--- start of Listing ---

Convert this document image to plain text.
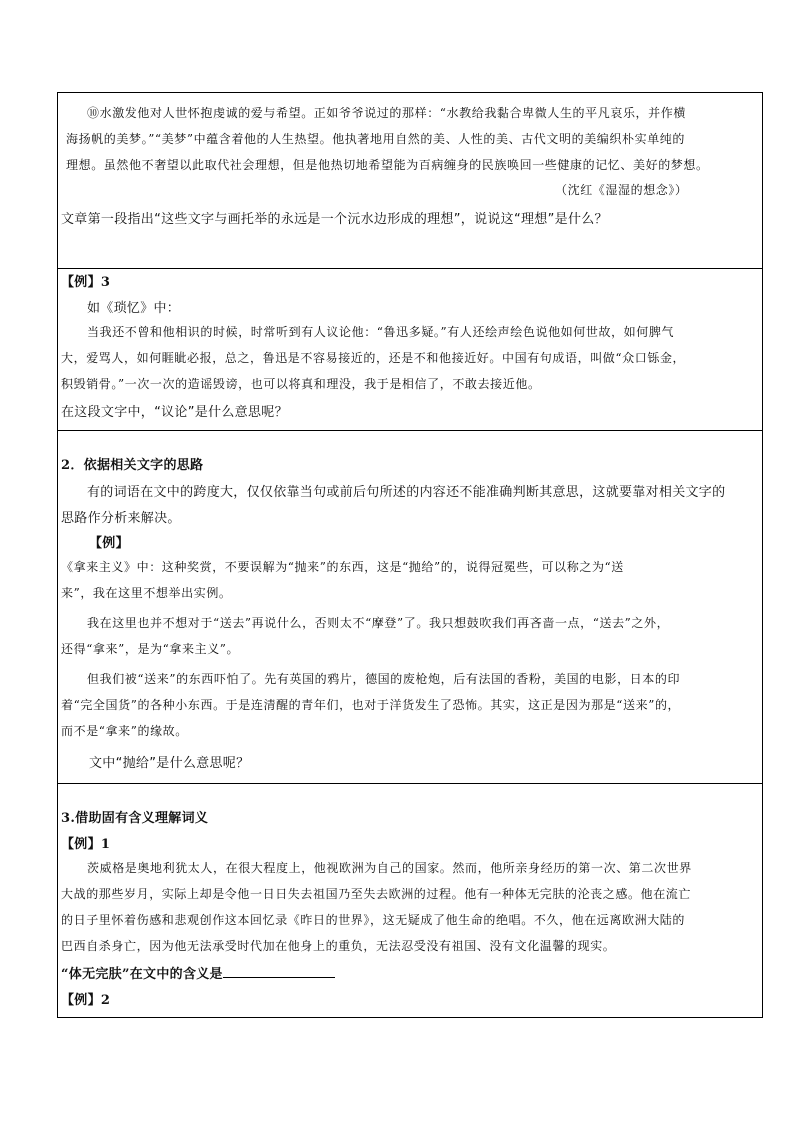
⑩水激发他对人世怀抱虔诚的爱与希望。正如爷爷说过的那样：“水教给我黏合卑微人生的平凡哀乐，并作横

海扬帆的美梦。”“美梦”中蕴含着他的人生热望。他执著地用自然的美、人性的美、古代文明的美编织朴实单纯的

理想。虽然他不奢望以此取代社会理想，但是他热切地希望能为百病缠身的民族唤回一些健康的记忆、美好的梦想。

（沈红《湿湿的想念》）

文章第一段指出“这些文字与画托举的永远是一个沅水边形成的理想”，说说这“理想”是什么？

【例】3

如《琐忆》中：

当我还不曾和他相识的时候，时常听到有人议论他：“鲁迅多疑。”有人还绘声绘色说他如何世故，如何脾气

大，爱骂人，如何睚眦必报，总之，鲁迅是不容易接近的，还是不和他接近好。中国有句成语，叫做“众口铄金，

积毁销骨。”一次一次的造谣毁谤，也可以将真和理没，我于是相信了，不敢去接近他。

在这段文字中，“议论”是什么意思呢？

2．依据相关文字的思路

有的词语在文中的跨度大，仅仅依靠当句或前后句所述的内容还不能准确判断其意思，这就要靠对相关文字的

思路作分析来解决。

【例】

《拿来主义》中：这种奖赏，不要误解为“抛来”的东西，这是“抛给”的，说得冠冕些，可以称之为“送

来”，我在这里不想举出实例。

我在这里也并不想对于“送去”再说什么，否则太不“摩登”了。我只想鼓吹我们再吝啬一点，“送去”之外，

还得“拿来”，是为“拿来主义”。

但我们被“送来”的东西吓怕了。先有英国的鸦片，德国的废枪炮，后有法国的香粉，美国的电影，日本的印

着“完全国货”的各种小东西。于是连清醒的青年们，也对于洋货发生了恐怖。其实，这正是因为那是“送来”的，

而不是“拿来”的缘故。

文中“抛给”是什么意思呢？

3.借助固有含义理解词义

【例】1

茨威格是奥地利犹太人，在很大程度上，他视欧洲为自己的国家。然而，他所亲身经历的第一次、第二次世界

大战的那些岁月，实际上却是令他一日日失去祖国乃至失去欧洲的过程。他有一种体无完肤的沦丧之感。他在流亡

的日子里怀着伤感和悲观创作这本回忆录《昨日的世界》，这无疑成了他生命的绝唱。不久，他在远离欧洲大陆的

巴西自杀身亡，因为他无法承受时代加在他身上的重负，无法忍受没有祖国、没有文化温馨的现实。

“体无完肤”在文中的含义是

【例】2
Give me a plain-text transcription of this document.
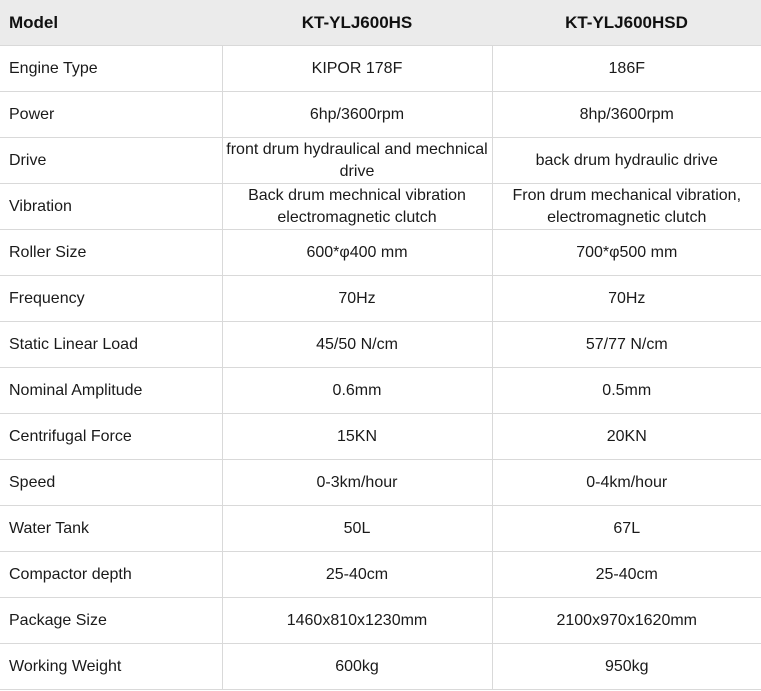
Model	KT-YLJ600HS	KT-YLJ600HSD
Engine Type	KIPOR 178F	186F
Power	6hp/3600rpm	8hp/3600rpm
Drive	front drum hydraulical and mechnical drive	back drum hydraulic drive
Vibration	Back drum mechnical vibration electromagnetic clutch	Fron drum mechanical vibration, electromagnetic clutch
Roller Size	600*φ400 mm	700*φ500 mm
Frequency	70Hz	70Hz
Static Linear Load	45/50 N/cm	57/77 N/cm
Nominal Amplitude	0.6mm	0.5mm
Centrifugal Force	15KN	20KN
Speed	0-3km/hour	0-4km/hour
Water Tank	50L	67L
Compactor depth	25-40cm	25-40cm
Package Size	1460x810x1230mm	2100x970x1620mm
Working Weight	600kg	950kg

--- end of Listing ---

▶ Exercise description: Omit the images and transcribe all of the records above word for word.

▶ Problem solution:
Convert this document image to plain text.
⑩水激发他对人世怀抱虔诚的爱与希望。正如爷爷说过的那样：“水教给我黏合卑微人生的平凡哀乐，并作横

海扬帆的美梦。”“美梦”中蕴含着他的人生热望。他执著地用自然的美、人性的美、古代文明的美编织朴实单纯的

理想。虽然他不奢望以此取代社会理想，但是他热切地希望能为百病缠身的民族唤回一些健康的记忆、美好的梦想。

（沈红《湿湿的想念》）

文章第一段指出“这些文字与画托举的永远是一个沅水边形成的理想”，说说这“理想”是什么？

【例】3

如《琐忆》中：

当我还不曾和他相识的时候，时常听到有人议论他：“鲁迅多疑。”有人还绘声绘色说他如何世故，如何脾气

大，爱骂人，如何睚眦必报，总之，鲁迅是不容易接近的，还是不和他接近好。中国有句成语，叫做“众口铄金，

积毁销骨。”一次一次的造谣毁谤，也可以将真和理没，我于是相信了，不敢去接近他。

在这段文字中，“议论”是什么意思呢？

2．依据相关文字的思路

有的词语在文中的跨度大，仅仅依靠当句或前后句所述的内容还不能准确判断其意思，这就要靠对相关文字的

思路作分析来解决。

【例】

《拿来主义》中：这种奖赏，不要误解为“抛来”的东西，这是“抛给”的，说得冠冕些，可以称之为“送

来”，我在这里不想举出实例。

我在这里也并不想对于“送去”再说什么，否则太不“摩登”了。我只想鼓吹我们再吝啬一点，“送去”之外，

还得“拿来”，是为“拿来主义”。

但我们被“送来”的东西吓怕了。先有英国的鸦片，德国的废枪炮，后有法国的香粉，美国的电影，日本的印

着“完全国货”的各种小东西。于是连清醒的青年们，也对于洋货发生了恐怖。其实，这正是因为那是“送来”的，

而不是“拿来”的缘故。

文中“抛给”是什么意思呢？

3.借助固有含义理解词义

【例】1

茨威格是奥地利犹太人，在很大程度上，他视欧洲为自己的国家。然而，他所亲身经历的第一次、第二次世界

大战的那些岁月，实际上却是令他一日日失去祖国乃至失去欧洲的过程。他有一种体无完肤的沦丧之感。他在流亡

的日子里怀着伤感和悲观创作这本回忆录《昨日的世界》，这无疑成了他生命的绝唱。不久，他在远离欧洲大陆的

巴西自杀身亡，因为他无法承受时代加在他身上的重负，无法忍受没有祖国、没有文化温馨的现实。

“体无完肤”在文中的含义是

【例】2
Give me a plain-text transcription of this document.
Model	KT-YLJ600HS	KT-YLJ600HSD
Engine Type	KIPOR 178F	186F
Power	6hp/3600rpm	8hp/3600rpm
Drive	front drum hydraulical and mechnical drive	back drum hydraulic drive
Vibration	Back drum mechnical vibration electromagnetic clutch	Fron drum mechanical vibration, electromagnetic clutch
Roller Size	600*φ400 mm	700*φ500 mm
Frequency	70Hz	70Hz
Static Linear Load	45/50 N/cm	57/77 N/cm
Nominal Amplitude	0.6mm	0.5mm
Centrifugal Force	15KN	20KN
Speed	0-3km/hour	0-4km/hour
Water Tank	50L	67L
Compactor depth	25-40cm	25-40cm
Package Size	1460x810x1230mm	2100x970x1620mm
Working Weight	600kg	950kg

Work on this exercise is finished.